Exercise instructions - From the passage below about the Black Horse inn, extract the words from "Further out on" up to and including "executions by beheading.", unchanged.

Text for analysis -
*** Begin section ***
Further out on Vesterbro, the Black Horse had been an inn since the 17th century. First known as the Golden Lion (Danish: Den Gyldne Løve), the current building was constructed in 1771. The closest neighbour, on the opposite side of the road, was the execution site at Vester Fælled (Western Common). It was here that the Counts Johann Friedrich Struensee and Enevold Brandt were put on public display on the breaking wheel, following their executions by beheading.

For a couple of decades in the early 19th century the building served as a masonry stove factory, before it was bought by the inn keeper Hans Rasmussen, who returned the building to its original function, although stoves were still manufactured on the upper floor. Well into the 20th century the Black Horse continued to serve as an inn, but by 1980 the building had fallen into disrepair and was left empty. In 1986, the building was occupied by the Danish Squatter's Movement and remained their premier stronghold in Copenhagen, until they were evicted by the police on 2 February 1990. The building was then scheduled for demolition, but after local opposition these plans were abandoned and the Black Horse was instead renovated and restored.
*** End section ***
Dataset excerpts:
*** Begin section ***
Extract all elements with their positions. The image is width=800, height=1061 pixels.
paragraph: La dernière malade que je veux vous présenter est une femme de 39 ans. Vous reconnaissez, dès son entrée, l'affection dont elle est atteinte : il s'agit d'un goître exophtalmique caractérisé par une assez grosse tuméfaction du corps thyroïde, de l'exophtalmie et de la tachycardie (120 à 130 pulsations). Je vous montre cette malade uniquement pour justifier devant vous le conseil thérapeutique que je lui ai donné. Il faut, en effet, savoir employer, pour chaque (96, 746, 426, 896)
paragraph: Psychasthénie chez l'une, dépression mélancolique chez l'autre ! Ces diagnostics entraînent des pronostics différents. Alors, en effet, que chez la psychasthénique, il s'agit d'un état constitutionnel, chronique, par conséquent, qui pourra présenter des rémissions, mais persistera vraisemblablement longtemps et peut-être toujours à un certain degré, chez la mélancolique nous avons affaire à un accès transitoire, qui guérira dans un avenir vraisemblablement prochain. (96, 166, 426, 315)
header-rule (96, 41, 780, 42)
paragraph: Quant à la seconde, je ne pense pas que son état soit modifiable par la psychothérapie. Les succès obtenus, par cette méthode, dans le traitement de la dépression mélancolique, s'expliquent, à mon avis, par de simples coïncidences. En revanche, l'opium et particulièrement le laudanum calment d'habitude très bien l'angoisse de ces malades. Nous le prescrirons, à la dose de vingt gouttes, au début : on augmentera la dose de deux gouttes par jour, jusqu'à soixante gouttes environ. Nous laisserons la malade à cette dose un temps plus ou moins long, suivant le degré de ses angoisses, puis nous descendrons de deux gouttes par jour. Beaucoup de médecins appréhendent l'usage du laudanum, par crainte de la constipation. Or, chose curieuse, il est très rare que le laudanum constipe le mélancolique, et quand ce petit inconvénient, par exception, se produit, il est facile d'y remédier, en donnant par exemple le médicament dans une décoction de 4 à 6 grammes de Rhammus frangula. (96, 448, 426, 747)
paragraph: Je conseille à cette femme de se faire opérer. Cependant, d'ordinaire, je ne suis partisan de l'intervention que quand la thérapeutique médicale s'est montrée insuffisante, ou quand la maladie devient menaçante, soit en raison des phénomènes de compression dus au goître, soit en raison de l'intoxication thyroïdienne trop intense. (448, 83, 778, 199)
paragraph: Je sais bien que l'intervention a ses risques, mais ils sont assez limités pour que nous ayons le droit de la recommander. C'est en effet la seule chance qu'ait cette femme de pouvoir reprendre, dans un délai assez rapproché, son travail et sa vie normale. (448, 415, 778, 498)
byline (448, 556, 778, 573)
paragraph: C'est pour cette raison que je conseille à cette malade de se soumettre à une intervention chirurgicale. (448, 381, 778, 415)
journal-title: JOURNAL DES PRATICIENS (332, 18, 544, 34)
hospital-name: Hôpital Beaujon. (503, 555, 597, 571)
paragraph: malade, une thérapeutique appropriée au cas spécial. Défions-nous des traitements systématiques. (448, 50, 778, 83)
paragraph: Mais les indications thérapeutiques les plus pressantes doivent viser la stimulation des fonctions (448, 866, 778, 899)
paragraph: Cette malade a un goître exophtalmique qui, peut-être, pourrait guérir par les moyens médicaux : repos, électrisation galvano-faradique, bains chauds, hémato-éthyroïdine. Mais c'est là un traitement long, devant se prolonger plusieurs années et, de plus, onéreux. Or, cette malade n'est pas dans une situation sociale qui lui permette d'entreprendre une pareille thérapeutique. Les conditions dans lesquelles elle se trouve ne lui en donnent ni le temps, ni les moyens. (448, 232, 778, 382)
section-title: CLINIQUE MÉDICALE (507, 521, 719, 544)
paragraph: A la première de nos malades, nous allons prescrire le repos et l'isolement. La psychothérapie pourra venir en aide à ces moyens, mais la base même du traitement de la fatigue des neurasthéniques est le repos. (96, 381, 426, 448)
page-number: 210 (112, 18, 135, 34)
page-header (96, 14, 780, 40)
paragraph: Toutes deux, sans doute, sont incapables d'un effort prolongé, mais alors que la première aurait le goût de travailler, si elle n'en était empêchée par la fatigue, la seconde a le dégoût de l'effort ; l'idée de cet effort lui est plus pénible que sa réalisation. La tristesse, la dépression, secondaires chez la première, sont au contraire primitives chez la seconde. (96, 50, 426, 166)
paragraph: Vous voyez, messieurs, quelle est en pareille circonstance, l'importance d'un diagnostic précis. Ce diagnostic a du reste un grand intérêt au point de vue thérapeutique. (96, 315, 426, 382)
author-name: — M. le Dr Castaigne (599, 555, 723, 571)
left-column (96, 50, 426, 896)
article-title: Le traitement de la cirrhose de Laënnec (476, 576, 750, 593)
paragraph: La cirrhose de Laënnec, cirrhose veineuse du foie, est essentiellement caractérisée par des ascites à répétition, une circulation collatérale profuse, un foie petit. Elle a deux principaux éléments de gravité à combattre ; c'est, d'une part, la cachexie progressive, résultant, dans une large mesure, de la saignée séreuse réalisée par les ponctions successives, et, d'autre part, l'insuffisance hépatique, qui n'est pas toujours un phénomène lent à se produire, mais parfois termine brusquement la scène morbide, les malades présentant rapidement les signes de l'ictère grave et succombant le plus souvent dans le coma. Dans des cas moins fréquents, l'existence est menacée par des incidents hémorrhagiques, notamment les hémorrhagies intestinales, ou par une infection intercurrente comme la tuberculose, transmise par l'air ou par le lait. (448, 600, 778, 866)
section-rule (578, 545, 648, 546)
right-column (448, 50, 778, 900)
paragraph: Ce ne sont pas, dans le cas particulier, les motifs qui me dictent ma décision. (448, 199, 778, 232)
*** End section ***
Exercise output -
Further out on Vesterbro, the Black Horse had been an inn since the 17th century. First known as the Golden Lion (Danish: Den Gyldne Løve), the current building was constructed in 1771. The closest neighbour, on the opposite side of the road, was the execution site at Vester Fælled (Western Common). It was here that the Counts Johann Friedrich Struensee and Enevold Brandt were put on public display on the breaking wheel, following their executions by beheading.